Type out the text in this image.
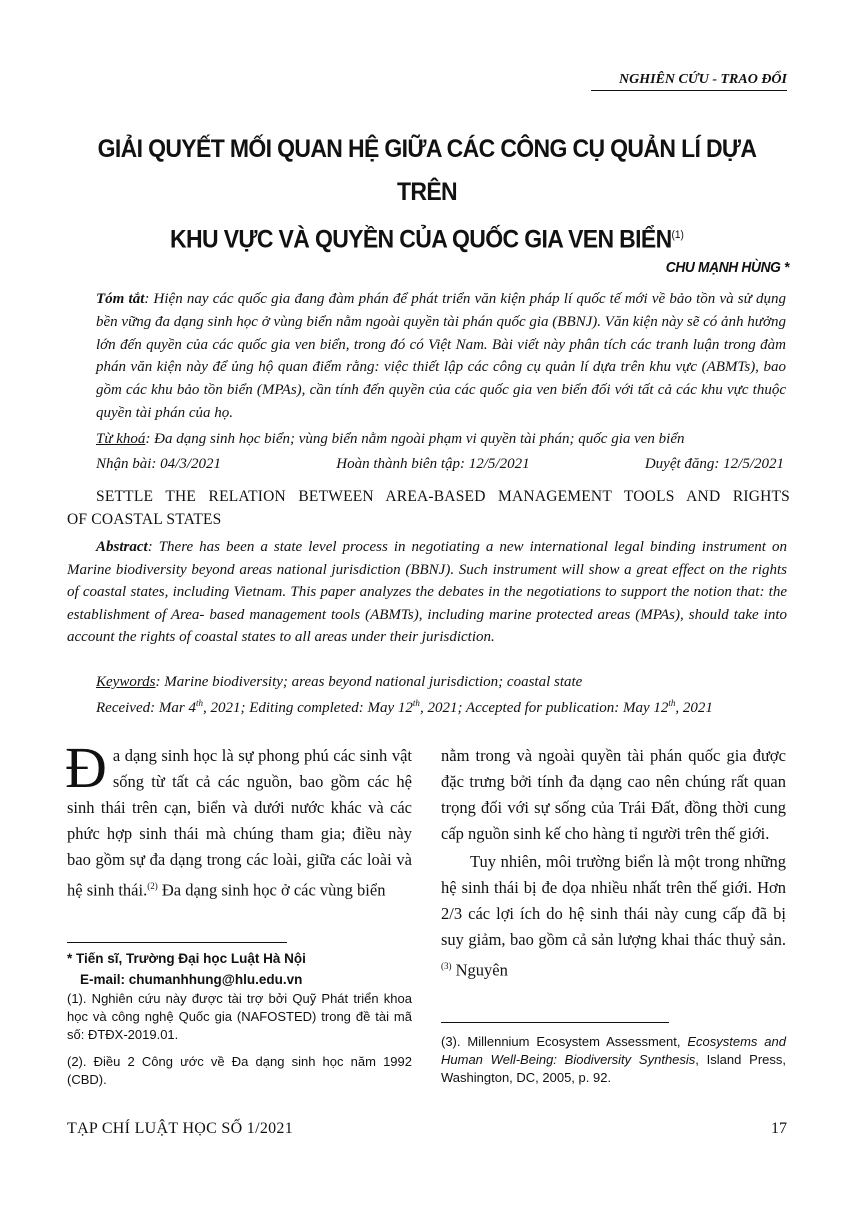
NGHIÊN CỨU - TRAO ĐỔI
GIẢI QUYẾT MỐI QUAN HỆ GIỮA CÁC CÔNG CỤ QUẢN LÍ DỰA TRÊN
KHU VỰC VÀ QUYỀN CỦA QUỐC GIA VEN BIỂN$^{(1)}$
CHU MẠNH HÙNG *
Tóm tắt: Hiện nay các quốc gia đang đàm phán để phát triển văn kiện pháp lí quốc tế mới về bảo tồn và sử dụng bền vững đa dạng sinh học ở vùng biển nằm ngoài quyền tài phán quốc gia (BBNJ). Văn kiện này sẽ có ảnh hưởng lớn đến quyền của các quốc gia ven biển, trong đó có Việt Nam. Bài viết này phân tích các tranh luận trong đàm phán văn kiện này để ủng hộ quan điểm rằng: việc thiết lập các công cụ quản lí dựa trên khu vực (ABMTs), bao gồm các khu bảo tồn biển (MPAs), cần tính đến quyền của các quốc gia ven biển đối với tất cả các khu vực thuộc quyền tài phán của họ.
Từ khoá: Đa dạng sinh học biển; vùng biển nằm ngoài phạm vi quyền tài phán; quốc gia ven biển
Nhận bài: 04/3/2021	Hoàn thành biên tập: 12/5/2021	Duyệt đăng: 12/5/2021
SETTLE THE RELATION BETWEEN AREA-BASED MANAGEMENT TOOLS AND RIGHTS
OF COASTAL STATES
Abstract: There has been a state level process in negotiating a new international legal binding instrument on Marine biodiversity beyond areas national jurisdiction (BBNJ). Such instrument will show a great effect on the rights of coastal states, including Vietnam. This paper analyzes the debates in the negotiations to support the notion that: the establishment of Area- based management tools (ABMTs), including marine protected areas (MPAs), should take into account the rights of coastal states to all areas under their jurisdiction.
Keywords: Marine biodiversity; areas beyond national jurisdiction; coastal state
Received: Mar 4th, 2021; Editing completed: May 12th, 2021; Accepted for publication: May 12th, 2021

Đa dạng sinh học là sự phong phú các sinh vật sống từ tất cả các nguồn, bao gồm các hệ sinh thái trên cạn, biển và dưới nước khác và các phức hợp sinh thái mà chúng tham gia; điều này bao gồm sự đa dạng trong các loài, giữa các loài và hệ sinh thái.$^{(2)}$ Đa dạng sinh học ở các vùng biển

nằm trong và ngoài quyền tài phán quốc gia được đặc trưng bởi tính đa dạng cao nên chúng rất quan trọng đối với sự sống của Trái Đất, đồng thời cung cấp nguồn sinh kế cho hàng tỉ người trên thế giới.

Tuy nhiên, môi trường biển là một trong những hệ sinh thái bị đe dọa nhiều nhất trên thế giới. Hơn 2/3 các lợi ích do hệ sinh thái này cung cấp đã bị suy giảm, bao gồm cả sản lượng khai thác thuỷ sản.$^{(3)}$ Nguyên

* Tiến sĩ, Trường Đại học Luật Hà Nội
E-mail: chumanhhung@hlu.edu.vn
(1). Nghiên cứu này được tài trợ bởi Quỹ Phát triển khoa học và công nghệ Quốc gia (NAFOSTED) trong đề tài mã số: ĐTĐX-2019.01.
(2). Điều 2 Công ước về Đa dạng sinh học năm 1992 (CBD).
(3). Millennium Ecosystem Assessment, Ecosystems and Human Well-Being: Biodiversity Synthesis, Island Press, Washington, DC, 2005, p. 92.
TẠP CHÍ LUẬT HỌC SỐ 1/2021	17
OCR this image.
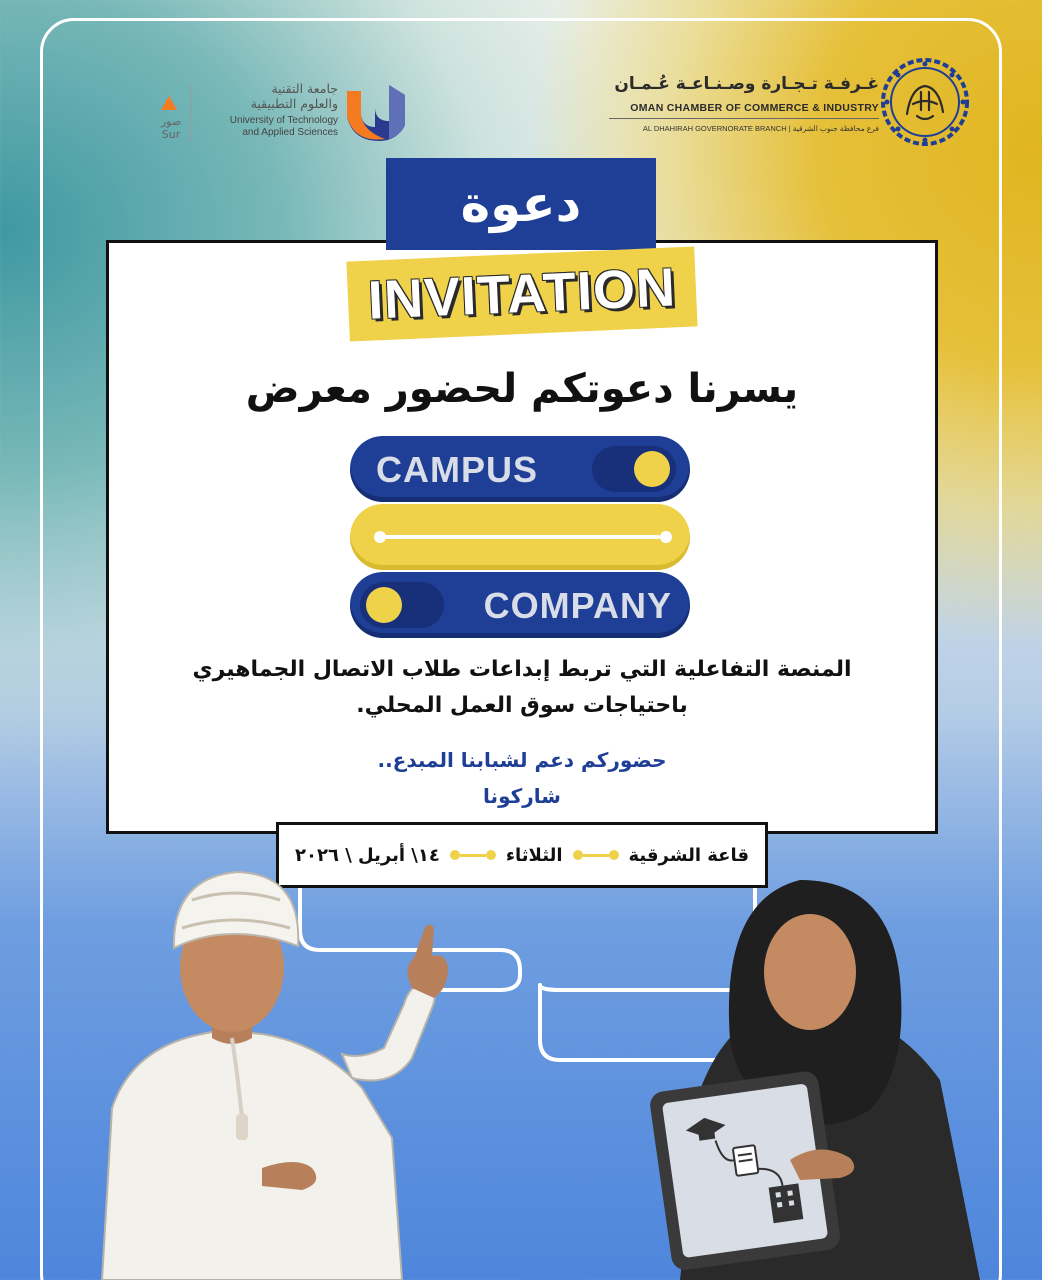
صور
Sur
جامعة التقنية
والعلوم التطبيقية
University of Technology
and Applied Sciences
غـرفـة تـجـارة وصـنـاعـة عُـمـان
OMAN CHAMBER OF COMMERCE & INDUSTRY
AL DHAHIRAH GOVERNORATE BRANCH | فرع محافظة جنوب الشرقية
دعوة
INVITATION
يسرنا دعوتكم لحضور معرض
CAMPUS
COMPANY
المنصة التفاعلية التي تربط إبداعات طلاب الاتصال الجماهيري
باحتياجات سوق العمل المحلي.
حضوركم دعم لشبابنا المبدع..
شاركونا
قاعة الشرقية
الثلاثاء
١٤\ أبريل \ ٢٠٢٦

-- -- --

● **TASK STATEMENT**:
Across the data above, how many lines include the word "nguồn"? Give only the count.

● **SOLUTION TO THIS EXERCISE**:
2